-- OBJECTIVE --
Set down the whole listing verbatim.

-- TASK MATERIAL --
━━━━
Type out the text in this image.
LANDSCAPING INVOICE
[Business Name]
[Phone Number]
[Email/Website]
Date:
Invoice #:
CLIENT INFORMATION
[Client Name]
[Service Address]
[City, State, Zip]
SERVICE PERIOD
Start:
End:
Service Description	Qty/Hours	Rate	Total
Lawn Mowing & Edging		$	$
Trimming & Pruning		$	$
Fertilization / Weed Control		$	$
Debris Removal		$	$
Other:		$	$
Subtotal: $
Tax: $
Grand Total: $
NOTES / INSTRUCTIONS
━━━━
-- WRITTEN RESPONSE --
Type out the text in this image.
LANDSCAPING INVOICE
[Business Name]
[Phone Number]
[Email/Website]
Date:
Invoice #:
CLIENT INFORMATION
[Client Name]
[Service Address]
[City, State, Zip]
SERVICE PERIOD
Start:
End:
Service Description	Qty/Hours	Rate	Total
Lawn Mowing & Edging		$	$
Trimming & Pruning		$	$
Fertilization / Weed Control		$	$
Debris Removal		$	$
Other:		$	$
Subtotal: $
Tax: $
Grand Total: $
NOTES / INSTRUCTIONS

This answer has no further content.